──────── Exercise data ────────

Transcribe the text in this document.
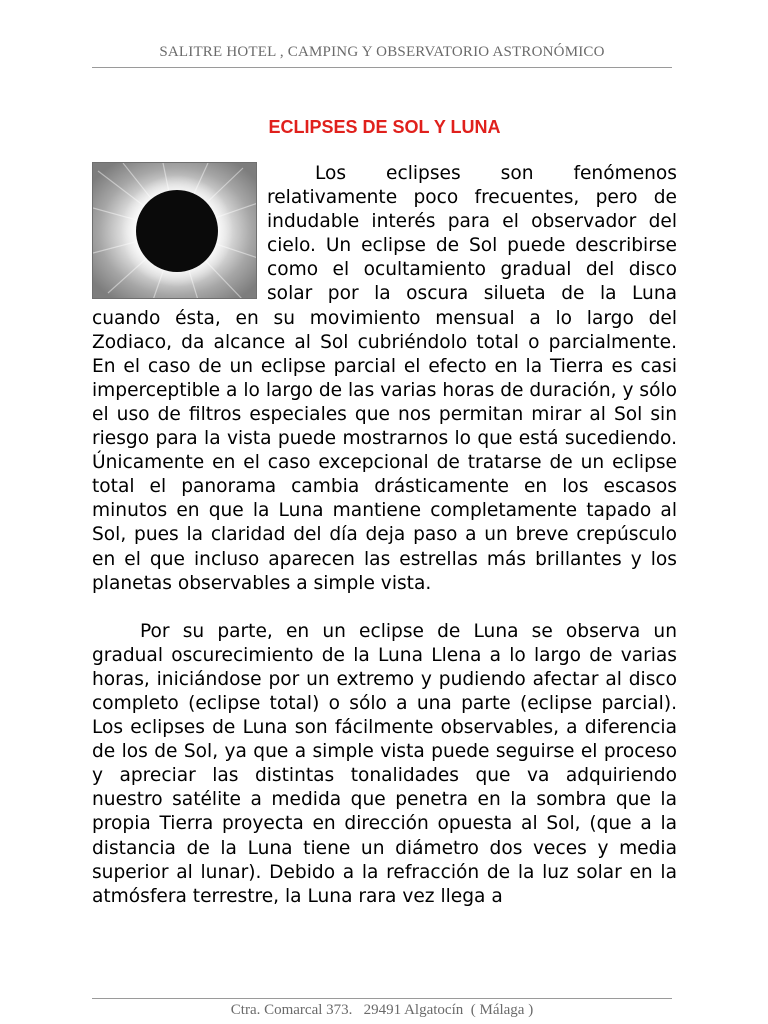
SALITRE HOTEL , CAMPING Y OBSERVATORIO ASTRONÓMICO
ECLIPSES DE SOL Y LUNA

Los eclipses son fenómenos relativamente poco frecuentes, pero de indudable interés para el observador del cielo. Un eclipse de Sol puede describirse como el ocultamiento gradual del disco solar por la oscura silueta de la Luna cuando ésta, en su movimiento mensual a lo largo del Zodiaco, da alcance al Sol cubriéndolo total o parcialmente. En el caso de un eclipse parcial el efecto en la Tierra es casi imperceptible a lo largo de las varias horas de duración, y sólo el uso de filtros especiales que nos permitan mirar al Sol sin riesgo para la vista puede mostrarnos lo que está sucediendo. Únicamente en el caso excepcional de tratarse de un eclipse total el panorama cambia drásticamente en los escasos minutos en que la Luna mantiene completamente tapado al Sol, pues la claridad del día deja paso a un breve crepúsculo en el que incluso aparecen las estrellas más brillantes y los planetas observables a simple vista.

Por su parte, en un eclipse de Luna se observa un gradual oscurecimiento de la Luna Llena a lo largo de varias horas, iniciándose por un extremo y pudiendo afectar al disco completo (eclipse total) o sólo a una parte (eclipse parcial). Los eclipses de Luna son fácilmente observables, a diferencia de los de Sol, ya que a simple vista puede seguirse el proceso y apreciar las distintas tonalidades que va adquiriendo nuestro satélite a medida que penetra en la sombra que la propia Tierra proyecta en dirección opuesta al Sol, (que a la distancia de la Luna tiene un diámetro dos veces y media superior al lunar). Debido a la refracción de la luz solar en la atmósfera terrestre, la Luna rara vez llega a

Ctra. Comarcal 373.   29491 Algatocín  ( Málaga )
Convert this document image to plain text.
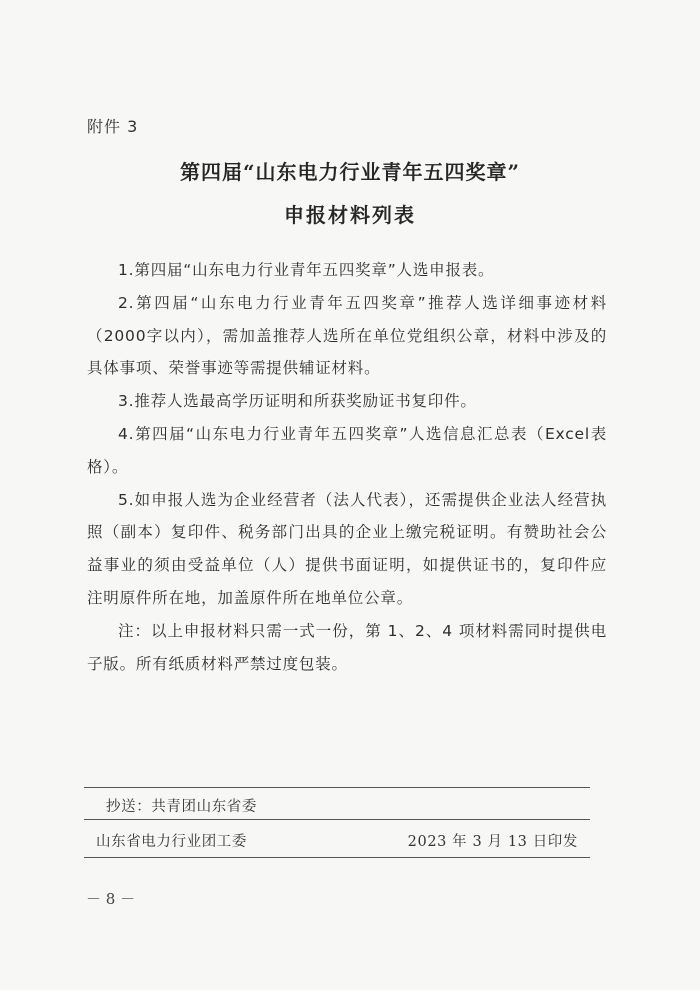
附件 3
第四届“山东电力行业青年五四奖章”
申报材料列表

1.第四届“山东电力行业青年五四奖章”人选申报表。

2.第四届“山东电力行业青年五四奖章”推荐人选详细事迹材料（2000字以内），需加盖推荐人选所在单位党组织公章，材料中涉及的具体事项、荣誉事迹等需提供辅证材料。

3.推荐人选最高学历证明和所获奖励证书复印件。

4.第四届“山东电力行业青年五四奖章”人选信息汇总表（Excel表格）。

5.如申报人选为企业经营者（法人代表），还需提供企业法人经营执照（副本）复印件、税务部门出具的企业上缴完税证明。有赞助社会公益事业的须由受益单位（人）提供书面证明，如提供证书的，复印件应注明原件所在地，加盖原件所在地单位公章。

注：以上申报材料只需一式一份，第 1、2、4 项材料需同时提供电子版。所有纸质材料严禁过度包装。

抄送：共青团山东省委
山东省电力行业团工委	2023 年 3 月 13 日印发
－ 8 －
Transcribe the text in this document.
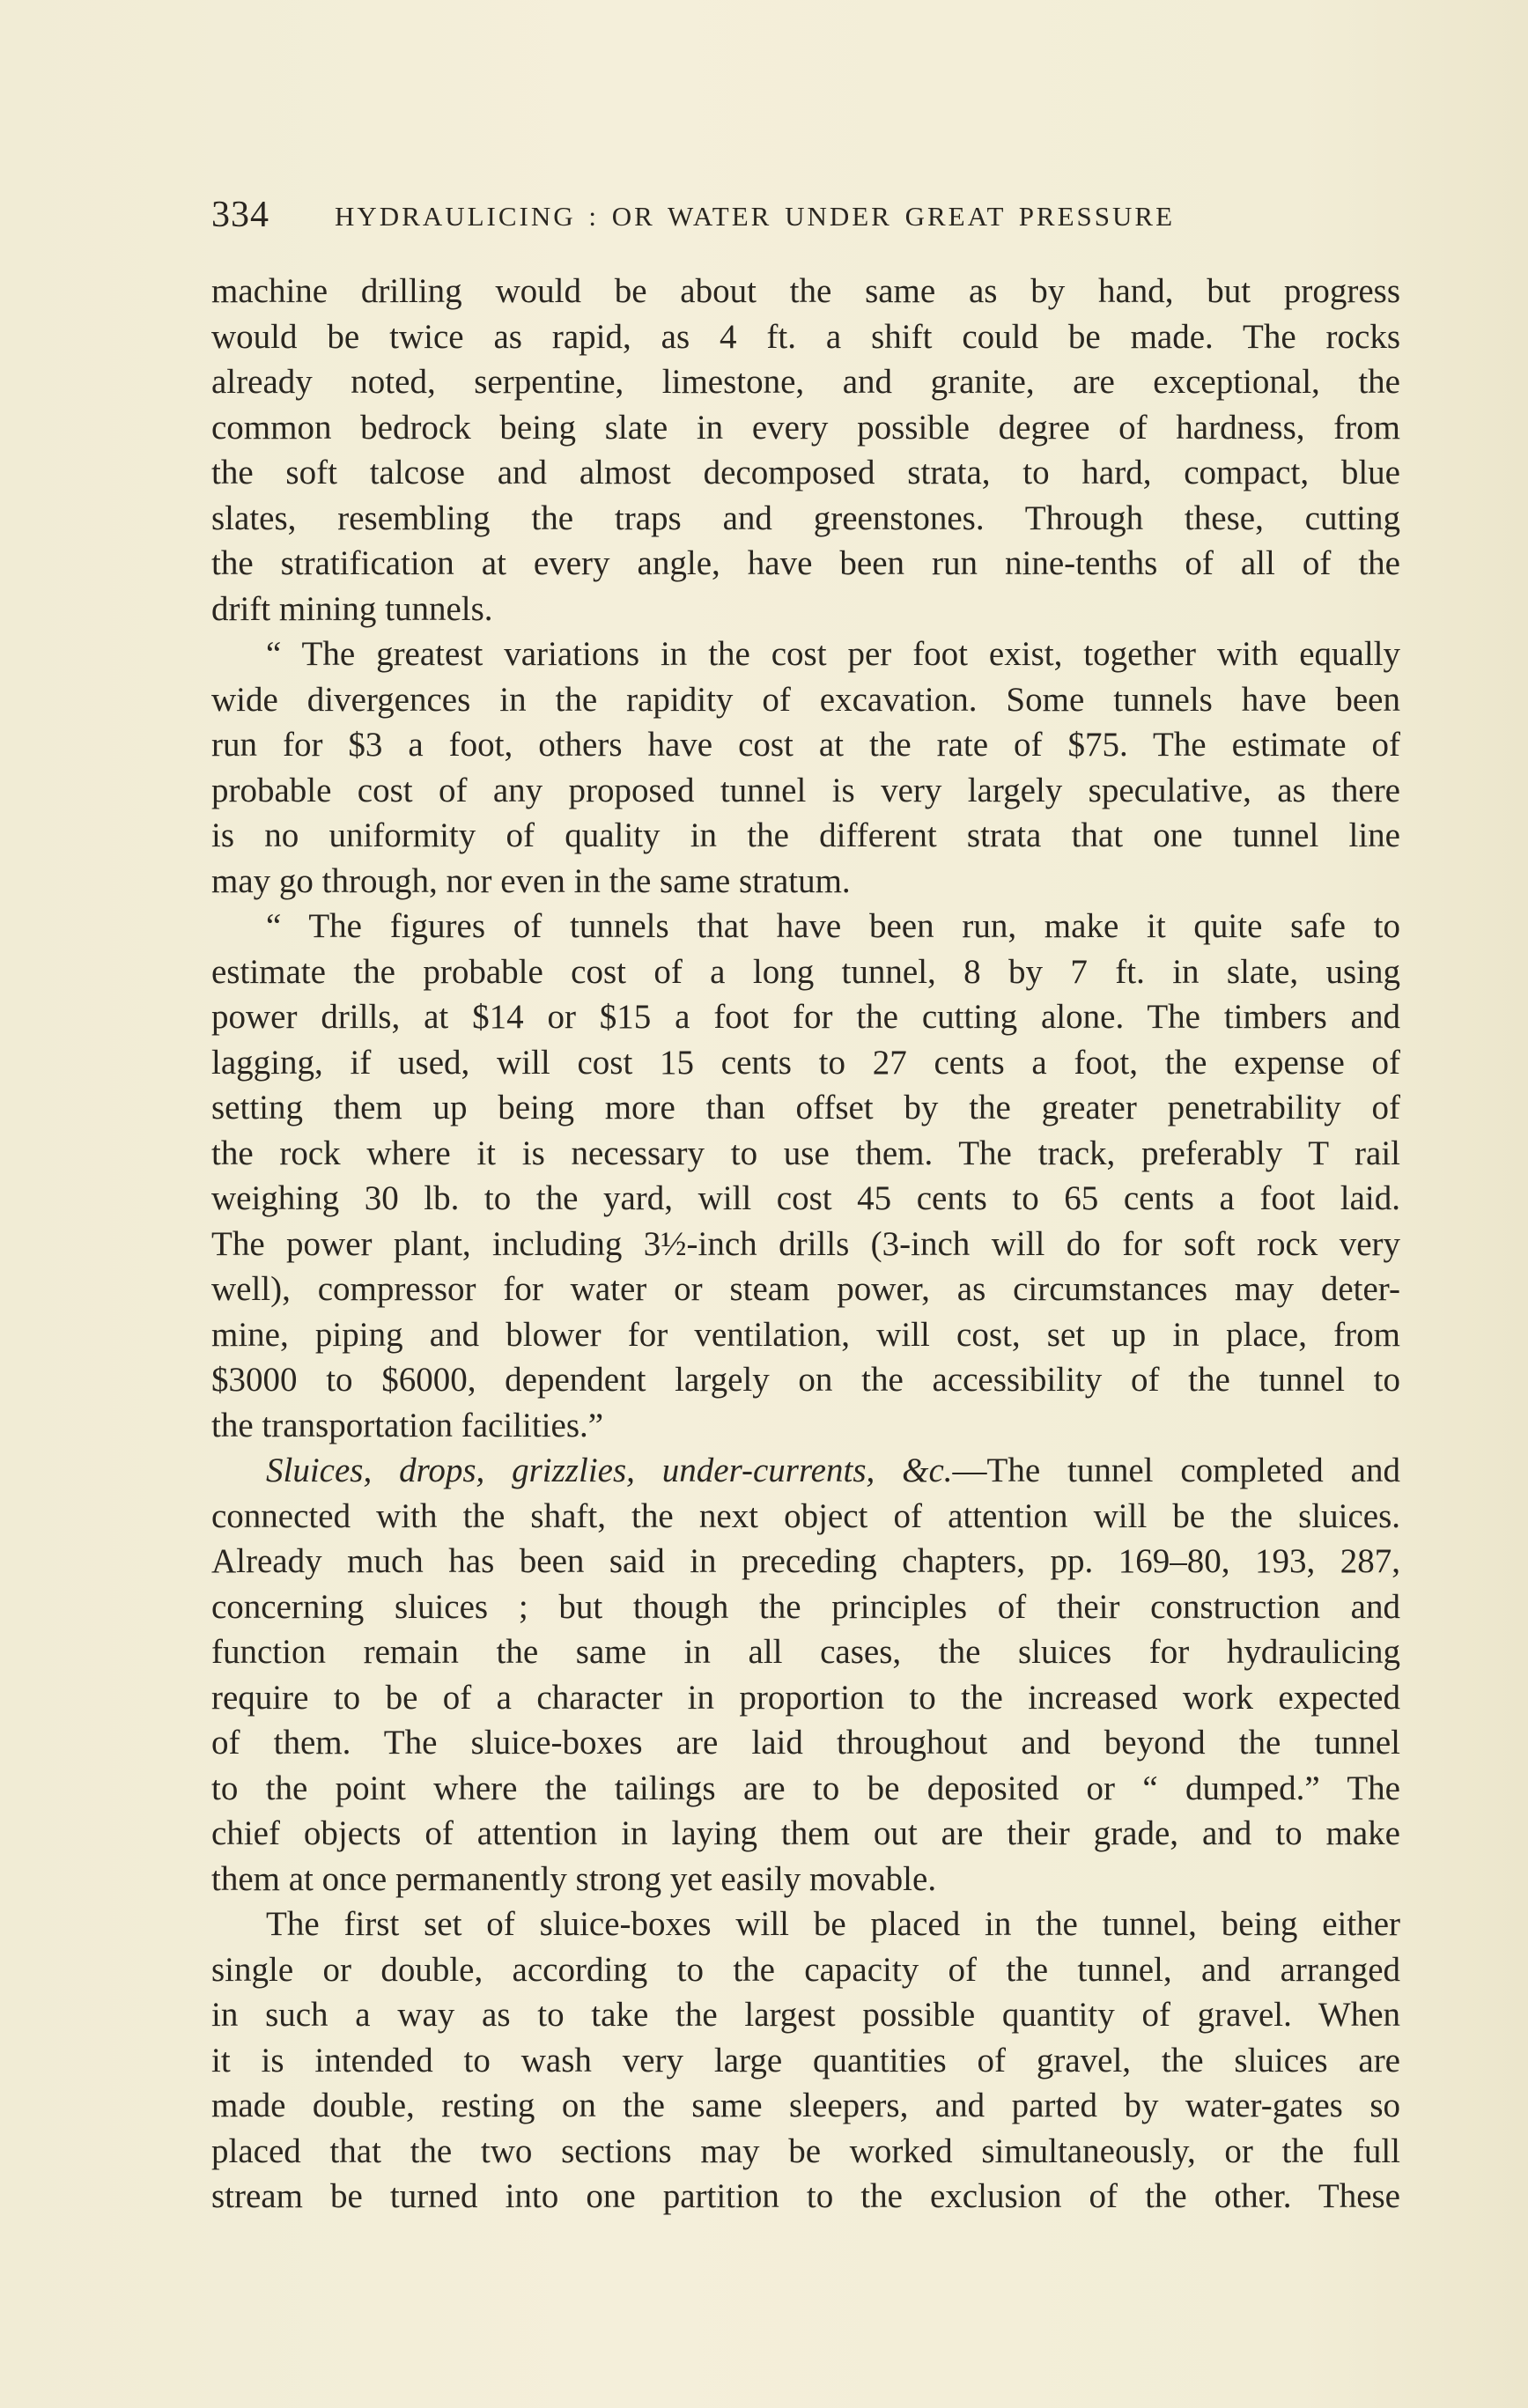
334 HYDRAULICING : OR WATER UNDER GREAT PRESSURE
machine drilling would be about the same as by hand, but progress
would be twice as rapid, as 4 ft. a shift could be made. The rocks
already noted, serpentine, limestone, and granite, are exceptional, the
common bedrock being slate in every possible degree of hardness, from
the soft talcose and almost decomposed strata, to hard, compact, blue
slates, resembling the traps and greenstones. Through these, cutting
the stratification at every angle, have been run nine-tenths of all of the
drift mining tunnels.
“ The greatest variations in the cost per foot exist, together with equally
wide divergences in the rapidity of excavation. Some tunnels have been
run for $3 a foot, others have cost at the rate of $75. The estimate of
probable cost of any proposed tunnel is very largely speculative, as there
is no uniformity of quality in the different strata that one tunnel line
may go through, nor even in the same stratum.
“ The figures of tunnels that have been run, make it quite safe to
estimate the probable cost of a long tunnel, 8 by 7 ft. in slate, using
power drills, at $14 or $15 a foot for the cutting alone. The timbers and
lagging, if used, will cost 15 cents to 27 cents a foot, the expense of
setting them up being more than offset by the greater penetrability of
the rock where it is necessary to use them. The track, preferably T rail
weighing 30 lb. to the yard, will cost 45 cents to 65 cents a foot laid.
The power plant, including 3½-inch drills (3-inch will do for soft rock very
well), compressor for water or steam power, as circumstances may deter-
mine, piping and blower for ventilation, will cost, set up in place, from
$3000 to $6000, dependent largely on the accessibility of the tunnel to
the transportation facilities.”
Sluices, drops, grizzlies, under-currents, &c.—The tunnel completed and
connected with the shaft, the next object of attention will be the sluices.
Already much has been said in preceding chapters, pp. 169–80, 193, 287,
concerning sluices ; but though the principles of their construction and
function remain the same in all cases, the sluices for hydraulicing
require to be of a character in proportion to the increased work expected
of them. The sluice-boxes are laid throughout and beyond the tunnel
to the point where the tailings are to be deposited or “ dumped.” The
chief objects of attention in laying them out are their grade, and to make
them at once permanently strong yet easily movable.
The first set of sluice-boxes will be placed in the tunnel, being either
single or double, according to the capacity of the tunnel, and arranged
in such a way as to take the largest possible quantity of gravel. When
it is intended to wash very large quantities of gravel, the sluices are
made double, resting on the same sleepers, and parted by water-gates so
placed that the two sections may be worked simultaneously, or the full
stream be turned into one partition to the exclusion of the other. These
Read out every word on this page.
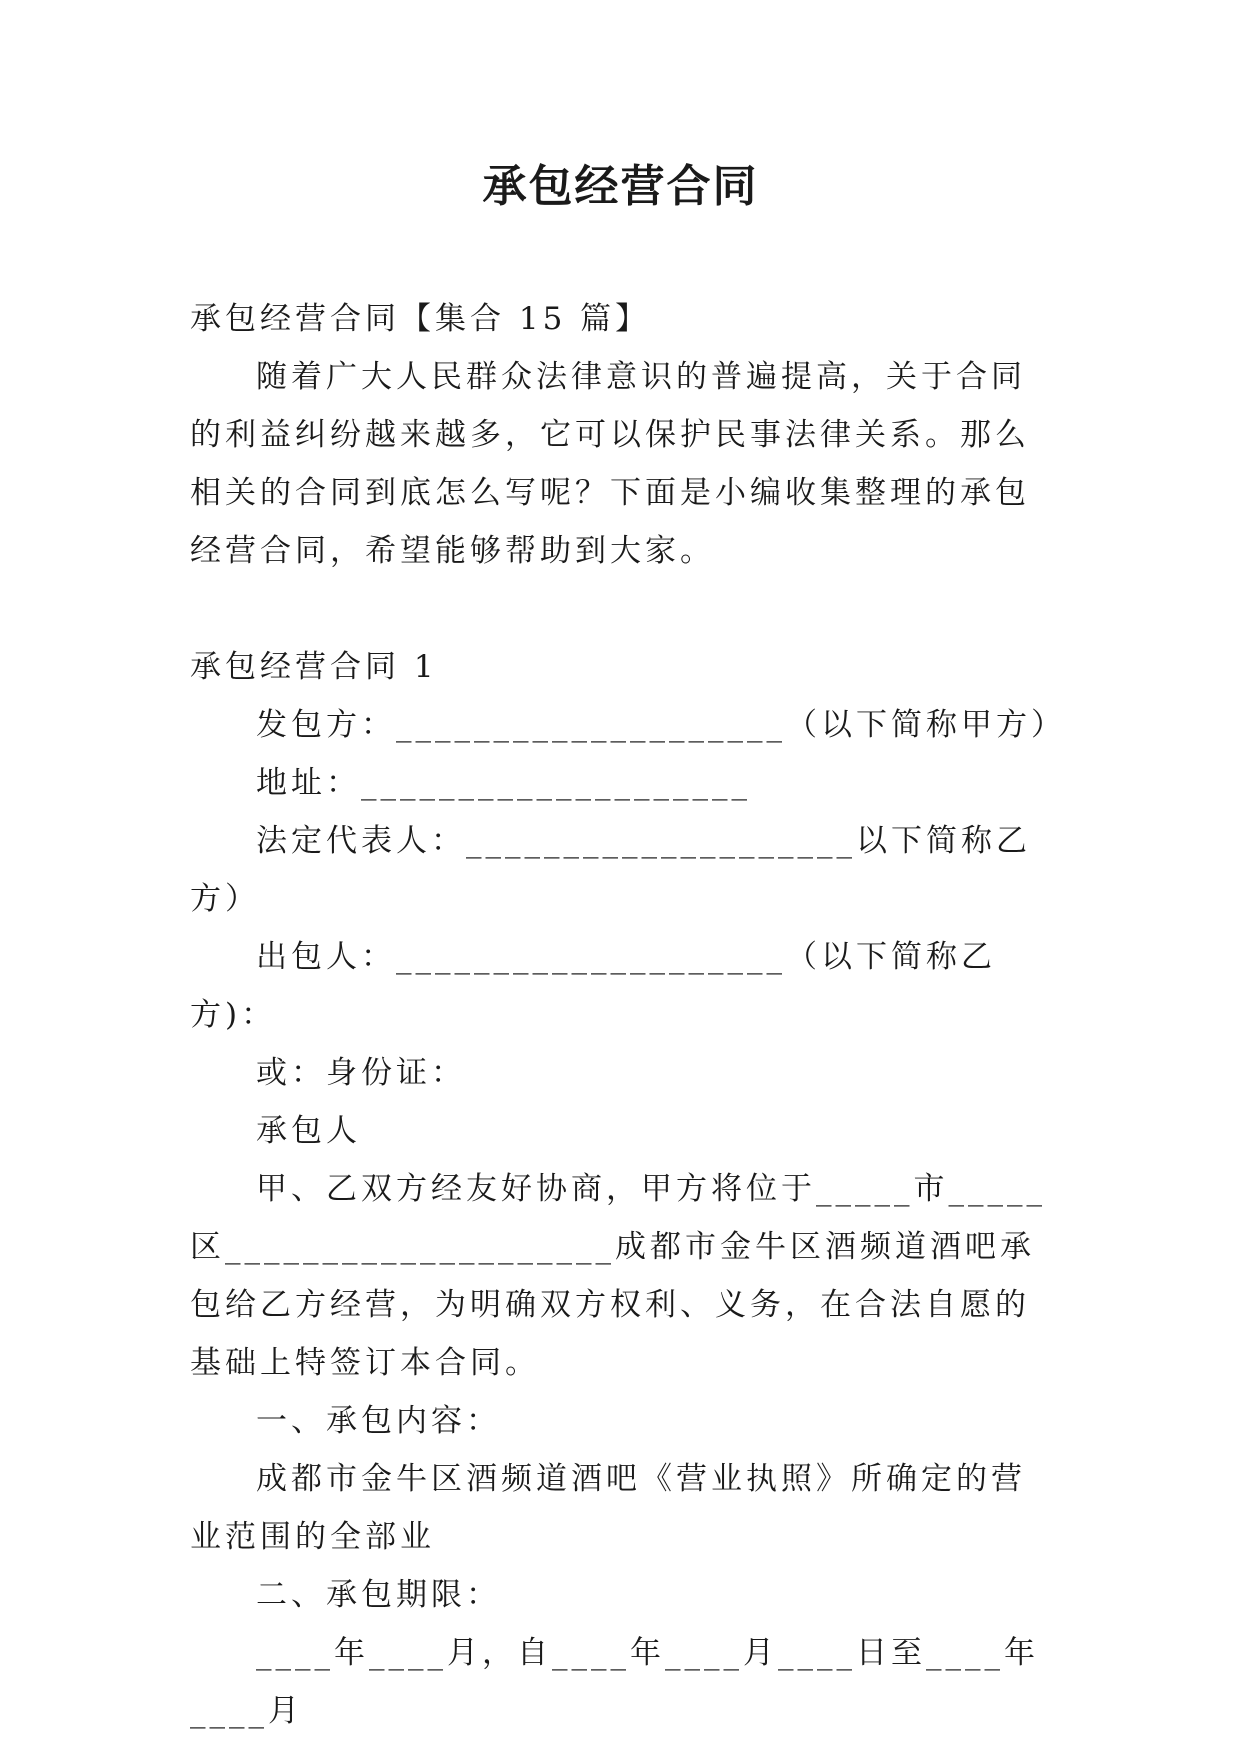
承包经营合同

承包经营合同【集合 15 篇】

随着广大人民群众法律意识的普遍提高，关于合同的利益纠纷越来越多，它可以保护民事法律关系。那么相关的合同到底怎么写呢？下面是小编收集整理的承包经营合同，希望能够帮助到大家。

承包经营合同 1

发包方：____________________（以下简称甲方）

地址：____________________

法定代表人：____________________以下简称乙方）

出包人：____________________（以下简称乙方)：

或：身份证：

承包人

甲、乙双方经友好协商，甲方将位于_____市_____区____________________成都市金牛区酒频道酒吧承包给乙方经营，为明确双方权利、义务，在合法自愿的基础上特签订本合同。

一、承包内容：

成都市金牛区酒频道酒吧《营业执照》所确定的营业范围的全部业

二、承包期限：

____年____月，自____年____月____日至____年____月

────────

Problem description
In the entries above, find every line holding the word "attention" and copy it out.

Answer to the problem
connected with the shaft, the next object of attention will be the sluices.
chief objects of attention in laying them out are their grade, and to make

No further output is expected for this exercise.